• _Exercise requirements_
Identify each line in the records below that contains the word "Baptista", and copy it.

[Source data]
## START

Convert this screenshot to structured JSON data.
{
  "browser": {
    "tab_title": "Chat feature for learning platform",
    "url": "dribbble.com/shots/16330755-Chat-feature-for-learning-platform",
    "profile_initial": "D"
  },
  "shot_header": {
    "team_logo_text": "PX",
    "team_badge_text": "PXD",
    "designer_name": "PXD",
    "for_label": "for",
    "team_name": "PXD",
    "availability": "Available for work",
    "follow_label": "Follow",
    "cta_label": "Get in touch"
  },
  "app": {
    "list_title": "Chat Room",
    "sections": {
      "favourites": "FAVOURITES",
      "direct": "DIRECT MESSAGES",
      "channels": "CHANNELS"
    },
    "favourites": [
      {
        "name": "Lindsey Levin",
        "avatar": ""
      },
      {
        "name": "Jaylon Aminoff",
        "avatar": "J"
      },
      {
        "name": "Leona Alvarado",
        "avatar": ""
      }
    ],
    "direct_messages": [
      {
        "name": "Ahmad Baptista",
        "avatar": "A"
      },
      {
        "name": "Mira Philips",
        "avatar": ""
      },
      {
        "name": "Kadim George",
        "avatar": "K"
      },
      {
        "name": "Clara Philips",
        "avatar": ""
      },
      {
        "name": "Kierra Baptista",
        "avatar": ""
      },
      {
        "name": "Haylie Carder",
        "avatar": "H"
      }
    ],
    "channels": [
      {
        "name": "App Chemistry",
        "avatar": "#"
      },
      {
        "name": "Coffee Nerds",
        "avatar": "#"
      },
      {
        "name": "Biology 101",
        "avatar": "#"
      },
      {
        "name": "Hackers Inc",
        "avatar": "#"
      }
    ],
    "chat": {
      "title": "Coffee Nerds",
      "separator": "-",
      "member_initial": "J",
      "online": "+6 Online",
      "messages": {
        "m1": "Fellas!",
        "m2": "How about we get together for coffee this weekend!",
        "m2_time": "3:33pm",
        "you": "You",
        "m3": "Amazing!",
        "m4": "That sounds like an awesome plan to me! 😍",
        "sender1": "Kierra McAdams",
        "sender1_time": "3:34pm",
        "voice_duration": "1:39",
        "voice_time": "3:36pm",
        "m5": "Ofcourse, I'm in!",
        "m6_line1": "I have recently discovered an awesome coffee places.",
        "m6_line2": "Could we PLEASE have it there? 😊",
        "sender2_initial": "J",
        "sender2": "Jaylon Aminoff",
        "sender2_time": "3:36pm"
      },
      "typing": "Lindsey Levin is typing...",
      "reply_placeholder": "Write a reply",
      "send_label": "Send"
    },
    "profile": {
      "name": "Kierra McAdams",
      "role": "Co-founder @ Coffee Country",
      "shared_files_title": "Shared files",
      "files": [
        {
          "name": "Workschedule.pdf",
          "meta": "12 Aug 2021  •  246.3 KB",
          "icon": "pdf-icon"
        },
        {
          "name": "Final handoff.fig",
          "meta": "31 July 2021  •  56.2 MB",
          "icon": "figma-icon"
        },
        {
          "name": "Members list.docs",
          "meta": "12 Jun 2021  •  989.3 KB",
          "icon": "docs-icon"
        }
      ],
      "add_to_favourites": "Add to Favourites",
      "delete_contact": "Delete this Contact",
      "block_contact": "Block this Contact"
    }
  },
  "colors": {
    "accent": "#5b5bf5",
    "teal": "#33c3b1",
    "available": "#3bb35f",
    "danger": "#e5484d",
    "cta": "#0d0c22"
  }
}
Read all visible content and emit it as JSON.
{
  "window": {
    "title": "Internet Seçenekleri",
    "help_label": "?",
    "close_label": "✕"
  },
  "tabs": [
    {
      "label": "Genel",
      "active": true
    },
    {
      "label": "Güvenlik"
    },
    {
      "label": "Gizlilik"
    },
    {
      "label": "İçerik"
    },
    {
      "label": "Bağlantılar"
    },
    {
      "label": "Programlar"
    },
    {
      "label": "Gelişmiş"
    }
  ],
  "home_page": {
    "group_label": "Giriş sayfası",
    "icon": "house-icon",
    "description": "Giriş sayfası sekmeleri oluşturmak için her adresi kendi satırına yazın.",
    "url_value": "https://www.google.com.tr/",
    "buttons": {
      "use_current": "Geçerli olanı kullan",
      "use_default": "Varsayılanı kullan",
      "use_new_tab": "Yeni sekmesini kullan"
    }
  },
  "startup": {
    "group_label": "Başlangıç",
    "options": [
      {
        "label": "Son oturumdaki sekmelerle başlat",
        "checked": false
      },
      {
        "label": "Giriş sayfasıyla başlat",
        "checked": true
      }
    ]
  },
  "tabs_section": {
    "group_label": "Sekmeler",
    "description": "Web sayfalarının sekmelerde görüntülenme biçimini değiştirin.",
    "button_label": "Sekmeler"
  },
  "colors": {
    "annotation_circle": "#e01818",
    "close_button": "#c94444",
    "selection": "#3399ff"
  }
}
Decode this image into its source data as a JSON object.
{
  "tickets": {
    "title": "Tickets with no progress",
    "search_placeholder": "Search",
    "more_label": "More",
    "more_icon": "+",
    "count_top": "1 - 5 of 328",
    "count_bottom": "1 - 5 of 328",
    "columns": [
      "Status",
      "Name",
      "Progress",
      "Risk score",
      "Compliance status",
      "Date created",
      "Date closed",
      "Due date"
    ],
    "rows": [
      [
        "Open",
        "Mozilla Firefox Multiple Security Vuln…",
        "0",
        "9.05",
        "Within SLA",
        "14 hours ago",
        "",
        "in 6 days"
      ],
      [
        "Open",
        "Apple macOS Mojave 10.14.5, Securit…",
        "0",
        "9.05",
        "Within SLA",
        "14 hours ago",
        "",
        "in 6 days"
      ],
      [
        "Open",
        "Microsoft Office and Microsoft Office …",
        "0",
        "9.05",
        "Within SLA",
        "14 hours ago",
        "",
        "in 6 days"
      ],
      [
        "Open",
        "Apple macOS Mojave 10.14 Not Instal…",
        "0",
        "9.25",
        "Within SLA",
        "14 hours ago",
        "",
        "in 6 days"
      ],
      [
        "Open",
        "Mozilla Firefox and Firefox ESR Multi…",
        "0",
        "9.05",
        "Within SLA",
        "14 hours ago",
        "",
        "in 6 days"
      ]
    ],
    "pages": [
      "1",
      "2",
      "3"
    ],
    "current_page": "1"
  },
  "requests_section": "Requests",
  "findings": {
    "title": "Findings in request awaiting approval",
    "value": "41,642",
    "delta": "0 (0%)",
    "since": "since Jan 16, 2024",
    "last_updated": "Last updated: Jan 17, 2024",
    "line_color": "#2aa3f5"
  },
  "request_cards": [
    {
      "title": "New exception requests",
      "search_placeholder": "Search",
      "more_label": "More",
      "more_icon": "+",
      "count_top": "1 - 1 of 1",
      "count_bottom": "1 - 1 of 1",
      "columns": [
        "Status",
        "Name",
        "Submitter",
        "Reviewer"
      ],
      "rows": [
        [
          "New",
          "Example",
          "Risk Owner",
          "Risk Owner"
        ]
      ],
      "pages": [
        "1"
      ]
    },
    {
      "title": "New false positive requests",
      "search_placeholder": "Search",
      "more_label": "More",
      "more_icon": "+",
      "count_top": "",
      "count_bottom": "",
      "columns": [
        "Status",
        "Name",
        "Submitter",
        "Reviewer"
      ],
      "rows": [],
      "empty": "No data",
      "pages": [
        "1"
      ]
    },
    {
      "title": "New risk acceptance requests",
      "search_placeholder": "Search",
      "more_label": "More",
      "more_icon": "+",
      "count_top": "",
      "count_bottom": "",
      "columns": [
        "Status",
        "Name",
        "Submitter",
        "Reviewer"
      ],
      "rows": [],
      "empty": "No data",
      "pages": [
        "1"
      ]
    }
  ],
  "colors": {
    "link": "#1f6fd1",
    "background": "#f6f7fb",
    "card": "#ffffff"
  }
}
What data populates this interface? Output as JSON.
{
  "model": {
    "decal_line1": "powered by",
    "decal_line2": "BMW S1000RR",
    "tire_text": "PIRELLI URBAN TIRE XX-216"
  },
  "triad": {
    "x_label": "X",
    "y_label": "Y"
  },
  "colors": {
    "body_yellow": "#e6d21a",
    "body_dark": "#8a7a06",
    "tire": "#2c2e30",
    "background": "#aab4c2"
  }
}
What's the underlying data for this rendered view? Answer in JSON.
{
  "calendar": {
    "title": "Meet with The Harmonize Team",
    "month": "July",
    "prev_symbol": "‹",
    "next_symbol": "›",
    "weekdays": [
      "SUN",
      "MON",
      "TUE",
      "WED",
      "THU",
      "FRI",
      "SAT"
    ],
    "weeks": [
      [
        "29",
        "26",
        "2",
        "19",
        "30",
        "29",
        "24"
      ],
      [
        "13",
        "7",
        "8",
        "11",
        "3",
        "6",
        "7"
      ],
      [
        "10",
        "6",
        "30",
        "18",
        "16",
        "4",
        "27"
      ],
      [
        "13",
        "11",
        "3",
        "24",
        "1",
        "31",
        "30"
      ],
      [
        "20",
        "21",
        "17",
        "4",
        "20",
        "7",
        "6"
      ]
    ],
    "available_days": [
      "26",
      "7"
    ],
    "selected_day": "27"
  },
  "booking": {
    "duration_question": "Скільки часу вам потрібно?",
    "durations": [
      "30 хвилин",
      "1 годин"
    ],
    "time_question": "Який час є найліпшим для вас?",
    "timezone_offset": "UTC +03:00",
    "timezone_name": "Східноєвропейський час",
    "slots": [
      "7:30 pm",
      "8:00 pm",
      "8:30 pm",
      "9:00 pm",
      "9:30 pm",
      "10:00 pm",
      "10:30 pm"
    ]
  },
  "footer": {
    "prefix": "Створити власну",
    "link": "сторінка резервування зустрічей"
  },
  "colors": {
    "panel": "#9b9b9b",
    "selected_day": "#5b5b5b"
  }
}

## END

• _Output for this exercise_
        "name": "Ahmad Baptista",
        "name": "Kierra Baptista",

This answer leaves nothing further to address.